(Information provided):
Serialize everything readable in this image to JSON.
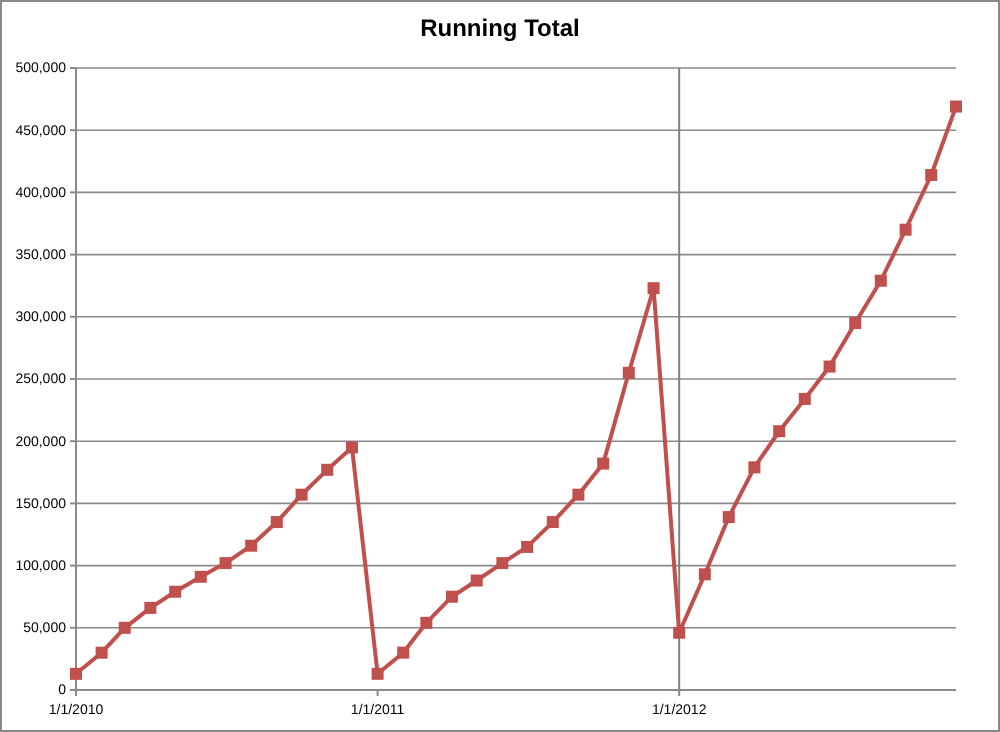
{
  "chart_data": {
    "type": "line",
    "title": "Running Total",
    "x": [
      "2010-01",
      "2010-02",
      "2010-03",
      "2010-04",
      "2010-05",
      "2010-06",
      "2010-07",
      "2010-08",
      "2010-09",
      "2010-10",
      "2010-11",
      "2010-12",
      "2011-01",
      "2011-02",
      "2011-03",
      "2011-04",
      "2011-05",
      "2011-06",
      "2011-07",
      "2011-08",
      "2011-09",
      "2011-10",
      "2011-11",
      "2011-12",
      "2012-01",
      "2012-02",
      "2012-03",
      "2012-04",
      "2012-05",
      "2012-06",
      "2012-07",
      "2012-08",
      "2012-09",
      "2012-10",
      "2012-11",
      "2012-12"
    ],
    "series": [
      {
        "color": "#c0504d",
        "values": [
          13000,
          30000,
          50000,
          66000,
          79000,
          91000,
          102000,
          116000,
          135000,
          157000,
          177000,
          195000,
          13000,
          30000,
          54000,
          75000,
          88000,
          102000,
          115000,
          135000,
          157000,
          182000,
          255000,
          323000,
          46000,
          93000,
          139000,
          179000,
          208000,
          234000,
          260000,
          295000,
          329000,
          370000,
          414000,
          469000
        ]
      }
    ],
    "xlim": [
      "2010-01-01",
      "2012-12-01"
    ],
    "xticks": [
      {
        "value": "2010-01-01",
        "label": "1/1/2010"
      },
      {
        "value": "2011-01-01",
        "label": "1/1/2011"
      },
      {
        "value": "2012-01-01",
        "label": "1/1/2012"
      }
    ],
    "ylim": [
      0,
      500000
    ],
    "yticks": [
      {
        "value": 0,
        "label": "0"
      },
      {
        "value": 50000,
        "label": "50,000"
      },
      {
        "value": 100000,
        "label": "100,000"
      },
      {
        "value": 150000,
        "label": "150,000"
      },
      {
        "value": 200000,
        "label": "200,000"
      },
      {
        "value": 250000,
        "label": "250,000"
      },
      {
        "value": 300000,
        "label": "300,000"
      },
      {
        "value": 350000,
        "label": "350,000"
      },
      {
        "value": 400000,
        "label": "400,000"
      },
      {
        "value": 450000,
        "label": "450,000"
      },
      {
        "value": 500000,
        "label": "500,000"
      }
    ],
    "ref_lines": [
      {
        "axis": "x",
        "value": "2012-01-01",
        "color": "#808080"
      }
    ],
    "grid": "y",
    "marker": "square",
    "line_style": "solid"
  }
}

(Exercise prompt): Output every entry verbatim. Pictures do not belong in the copy.

(Expected answer):
Serialize everything readable in this image to JSON.
{
  "chart_data": {
    "type": "line",
    "title": "Running Total",
    "x": [
      "2010-01",
      "2010-02",
      "2010-03",
      "2010-04",
      "2010-05",
      "2010-06",
      "2010-07",
      "2010-08",
      "2010-09",
      "2010-10",
      "2010-11",
      "2010-12",
      "2011-01",
      "2011-02",
      "2011-03",
      "2011-04",
      "2011-05",
      "2011-06",
      "2011-07",
      "2011-08",
      "2011-09",
      "2011-10",
      "2011-11",
      "2011-12",
      "2012-01",
      "2012-02",
      "2012-03",
      "2012-04",
      "2012-05",
      "2012-06",
      "2012-07",
      "2012-08",
      "2012-09",
      "2012-10",
      "2012-11",
      "2012-12"
    ],
    "series": [
      {
        "color": "#c0504d",
        "values": [
          13000,
          30000,
          50000,
          66000,
          79000,
          91000,
          102000,
          116000,
          135000,
          157000,
          177000,
          195000,
          13000,
          30000,
          54000,
          75000,
          88000,
          102000,
          115000,
          135000,
          157000,
          182000,
          255000,
          323000,
          46000,
          93000,
          139000,
          179000,
          208000,
          234000,
          260000,
          295000,
          329000,
          370000,
          414000,
          469000
        ]
      }
    ],
    "xlim": [
      "2010-01-01",
      "2012-12-01"
    ],
    "xticks": [
      {
        "value": "2010-01-01",
        "label": "1/1/2010"
      },
      {
        "value": "2011-01-01",
        "label": "1/1/2011"
      },
      {
        "value": "2012-01-01",
        "label": "1/1/2012"
      }
    ],
    "ylim": [
      0,
      500000
    ],
    "yticks": [
      {
        "value": 0,
        "label": "0"
      },
      {
        "value": 50000,
        "label": "50,000"
      },
      {
        "value": 100000,
        "label": "100,000"
      },
      {
        "value": 150000,
        "label": "150,000"
      },
      {
        "value": 200000,
        "label": "200,000"
      },
      {
        "value": 250000,
        "label": "250,000"
      },
      {
        "value": 300000,
        "label": "300,000"
      },
      {
        "value": 350000,
        "label": "350,000"
      },
      {
        "value": 400000,
        "label": "400,000"
      },
      {
        "value": 450000,
        "label": "450,000"
      },
      {
        "value": 500000,
        "label": "500,000"
      }
    ],
    "ref_lines": [
      {
        "axis": "x",
        "value": "2012-01-01",
        "color": "#808080"
      }
    ],
    "grid": "y",
    "marker": "square",
    "line_style": "solid"
  }
}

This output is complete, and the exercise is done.